- **Work item**
What lines in the records below mention "this"? List them all.

Dataset excerpts:
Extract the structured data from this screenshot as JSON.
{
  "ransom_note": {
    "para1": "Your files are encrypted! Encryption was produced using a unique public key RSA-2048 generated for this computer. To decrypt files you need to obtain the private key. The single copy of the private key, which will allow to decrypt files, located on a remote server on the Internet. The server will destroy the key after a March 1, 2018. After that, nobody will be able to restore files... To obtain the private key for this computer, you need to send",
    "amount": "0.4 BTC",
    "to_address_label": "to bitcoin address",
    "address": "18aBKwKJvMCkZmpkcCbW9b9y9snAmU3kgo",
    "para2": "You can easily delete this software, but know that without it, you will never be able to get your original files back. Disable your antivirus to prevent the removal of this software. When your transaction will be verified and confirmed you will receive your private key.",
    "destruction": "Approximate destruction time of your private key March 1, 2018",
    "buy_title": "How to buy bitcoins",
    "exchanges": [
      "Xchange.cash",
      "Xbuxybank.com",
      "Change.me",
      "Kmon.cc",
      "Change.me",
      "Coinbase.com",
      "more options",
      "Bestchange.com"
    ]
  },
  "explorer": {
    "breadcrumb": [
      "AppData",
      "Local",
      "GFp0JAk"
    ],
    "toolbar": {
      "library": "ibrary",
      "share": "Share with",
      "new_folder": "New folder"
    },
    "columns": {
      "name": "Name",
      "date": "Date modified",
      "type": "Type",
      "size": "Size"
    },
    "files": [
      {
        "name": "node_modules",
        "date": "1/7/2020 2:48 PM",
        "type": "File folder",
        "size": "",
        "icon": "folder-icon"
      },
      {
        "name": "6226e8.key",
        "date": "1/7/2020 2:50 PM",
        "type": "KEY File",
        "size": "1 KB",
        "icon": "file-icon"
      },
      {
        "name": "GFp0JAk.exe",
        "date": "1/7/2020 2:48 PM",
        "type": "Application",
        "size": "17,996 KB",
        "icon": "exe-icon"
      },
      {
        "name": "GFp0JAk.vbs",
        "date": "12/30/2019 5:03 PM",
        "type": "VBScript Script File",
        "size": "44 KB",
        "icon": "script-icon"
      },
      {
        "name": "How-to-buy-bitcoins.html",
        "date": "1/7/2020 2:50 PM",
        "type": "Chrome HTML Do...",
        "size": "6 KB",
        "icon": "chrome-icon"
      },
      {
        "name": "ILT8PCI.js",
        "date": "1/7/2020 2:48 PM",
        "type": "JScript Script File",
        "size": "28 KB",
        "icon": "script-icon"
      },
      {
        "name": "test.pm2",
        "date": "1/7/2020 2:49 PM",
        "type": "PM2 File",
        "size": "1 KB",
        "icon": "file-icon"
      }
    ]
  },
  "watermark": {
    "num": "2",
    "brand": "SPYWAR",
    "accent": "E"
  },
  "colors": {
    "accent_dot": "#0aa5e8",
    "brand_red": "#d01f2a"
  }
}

- **Exercise solution**
Extract the structured data from this screenshot as JSON.
    "para1": "Your files are encrypted! Encryption was produced using a unique public key RSA-2048 generated for this computer. To decrypt files you need to obtain the private key. The single copy of the private key, which will allow to decrypt files, located on a remote server on the Internet. The server will destroy the key after a March 1, 2018. After that, nobody will be able to restore files... To obtain the private key for this computer, you need to send",
    "para2": "You can easily delete this software, but know that without it, you will never be able to get your original files back. Disable your antivirus to prevent the removal of this software. When your transaction will be verified and confirmed you will receive your private key.",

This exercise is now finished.